Texto proporcionado ▸
◇ ◇ ◇
Este espíritu de superación de las diferencias políticas para caminar juntos en la misma dirección es el que se va a mantener incólume durante todo este período tormentoso y atravesado de peligros que en demasiadas ocasiones amenaza el proyecto de democratización del país.

«Fue tremendo aquel enero», recuerda Felipe González. «Fue el período más tenso y de mayor densidad porque lo que estaba en juego era todo el período de la Transición». Pero es que el espíritu de la época lo conforman una clase política recién llegada a la vida pública en su inmensa mayoría pero dispuesta a alcanzar una aproximación entre las posiciones enfrentadas; una ciudadanía asustada pero dispuesta a hacer cuantos ejercicios de serenidad se le reclamen; unas fuerzas armadas progresivamente alarmadas pero todavía contenidas y un Gobierno decidido a seguir adelante, pese a quien pese. Lo dice Suárez cuando comparece ante la televisión para anunciar a los españoles que «estén absolutamente seguros de que, pese a todas las dificultades y con su ayuda, vamos a seguir por el camino que ustedes mismos nos han marcado». Y lo dice también la oposición democrática, que hace el siguiente comunicado: «Ante el riesgo creciente de que la violencia se apodere del país, los abajo firmantes se dirigen a la opinión pública española en un llamamiento a la serenidad y a la responsabilidad de todos y manifiestan su coincidencia en la ineludible necesidad de llegar en el más breve plazo posible a una democracia pluralista plena a través de elecciones libres».

Los contactos Gobierno-oposición siguen adelante a pesar de todo, lo cual permite avanzar en la línea de apertura política. A primeros de febrero, a 100 días de que se celebren las elecciones, el Gobierno acepta la exigencia de la oposición de no intervenir en la legalización de los partidos políticos. A partir de ese instante, por lo tanto, los partidos no tienen más que inscribirse como tales sin necesitar autorización de nadie para existir. Y se produce entonces una legalización masiva de cientos de partidos políticos de todos los pelajes y de todas las ideologías que inician una actividad febril con la intención de estar preparados para actuar cuando las elecciones se convoquen. Eso sí, varios de los líderes de izquierda reciben por primera vez en sus vidas protección de la Policía y de la Guardia Civil.

«¡PRESOAK KALERA!»

Quedan, sin embargo, pendientes dos cuestiones de la máxima importancia y que van a tener la virtud de volver a poner al país, de nuevo, al borde del despeñadero.

Una, la legalización del Partido Comunista, que la opinión pública ni siquiera intuye pero que el presidente del Gobierno sabe que puede provocar incluso un levantamiento por parte del Ejército y el hundimiento del proyecto político de democratización que, si este escollo se logra superar con bien, está, en realidad, a punto de culminar. Pero eso es aún una incógnita.
◇ ◇ ◇
Información extraída ▸
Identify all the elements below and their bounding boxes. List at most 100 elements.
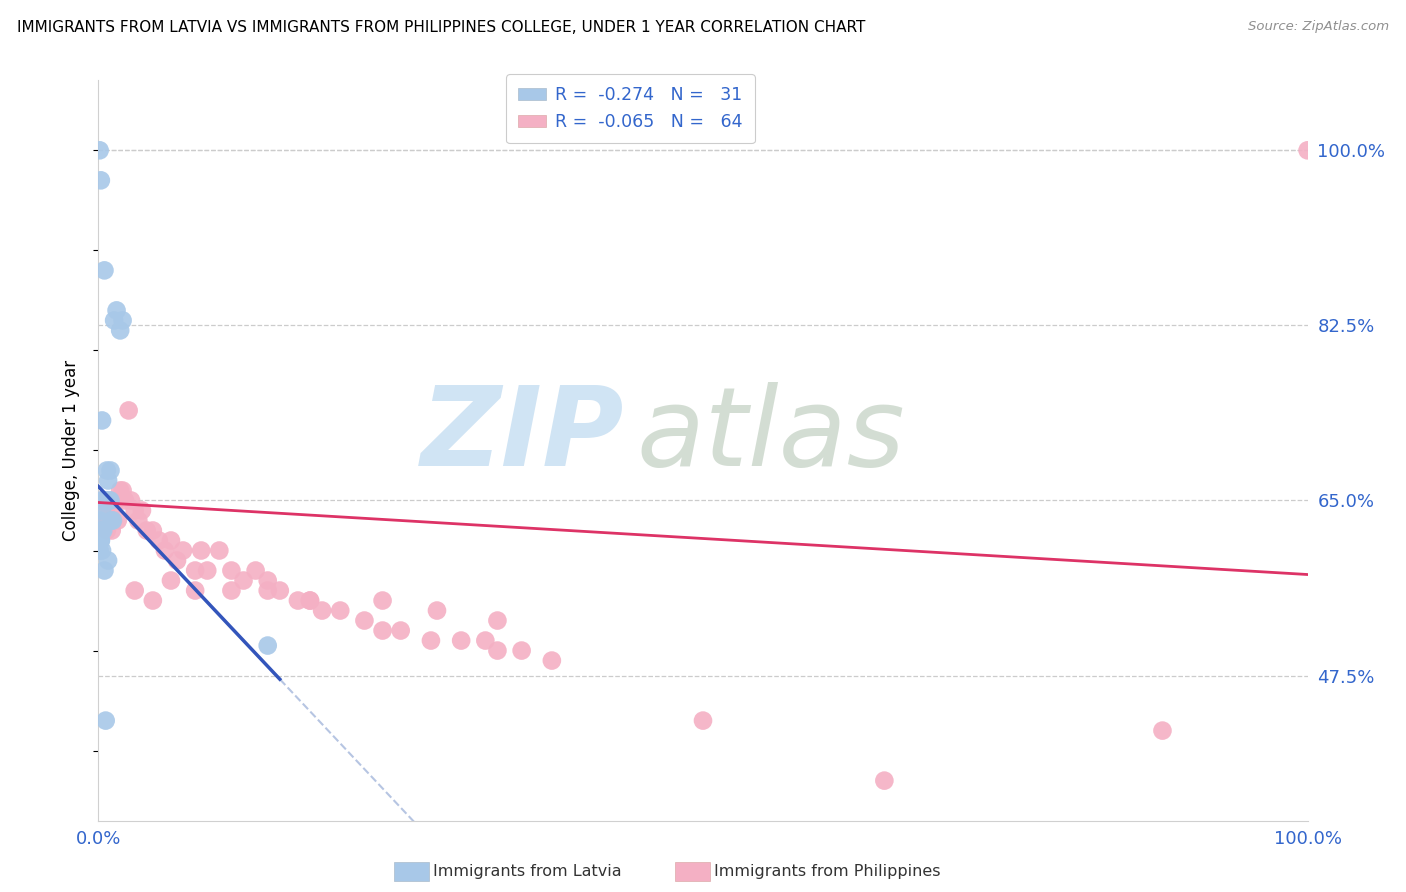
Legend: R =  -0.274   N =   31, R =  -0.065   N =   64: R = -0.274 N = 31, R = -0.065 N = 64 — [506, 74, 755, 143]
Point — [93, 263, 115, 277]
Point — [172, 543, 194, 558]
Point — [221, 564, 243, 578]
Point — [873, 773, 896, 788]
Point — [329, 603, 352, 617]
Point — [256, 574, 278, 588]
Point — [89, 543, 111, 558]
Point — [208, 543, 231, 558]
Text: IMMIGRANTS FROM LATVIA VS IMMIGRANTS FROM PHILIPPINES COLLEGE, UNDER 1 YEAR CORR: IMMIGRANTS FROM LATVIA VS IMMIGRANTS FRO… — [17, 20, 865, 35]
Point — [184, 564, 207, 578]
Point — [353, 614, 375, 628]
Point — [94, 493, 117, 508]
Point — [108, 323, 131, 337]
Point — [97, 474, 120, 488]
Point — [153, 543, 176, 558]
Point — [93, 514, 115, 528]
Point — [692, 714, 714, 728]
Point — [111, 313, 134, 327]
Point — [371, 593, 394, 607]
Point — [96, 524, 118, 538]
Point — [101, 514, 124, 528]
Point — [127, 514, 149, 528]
◇ ◇ ◇
Lista de tareas ▸
1. Enumera los colectivos que, según el texto sobre la Transición, conforman el espíritu de la época, e indica la actitud que se atribuye a cada uno.
2. Prosigue el texto sobre la Transición a partir de su última oración con un párrafo dedicado a la segunda de las dos cuestiones pendientes.

Respuestas escritas ▸
1.
- Una clase política recién llegada en su inmensa mayoría a la vida pública, pero dispuesta a alcanzar una aproximación entre las posiciones enfrentadas.
- Una ciudadanía asustada, pero dispuesta a hacer cuantos ejercicios de serenidad se le reclamen.
- Unas fuerzas armadas progresivamente alarmadas, pero todavía contenidas.
- Un Gobierno decidido a seguir adelante, pese a quien pese.

2.
La segunda cuestión es la de la amnistía, que en el País Vasco se está viviendo con una tensión creciente. En las cárceles españolas hay en esos momentos más de un centenar de presos de ETA y en las principales ciudades vascas se suceden las manifestaciones, los mítines, las huelgas de hambre y los encierros para, al grito de «¡presoak kalera!», exigir que el Gobierno les ponga en libertad.

El clima político en el País Vasco se ha venido enrareciendo por momentos hasta producir un formidable estallido de violencia en las primeras semanas del mes de marzo.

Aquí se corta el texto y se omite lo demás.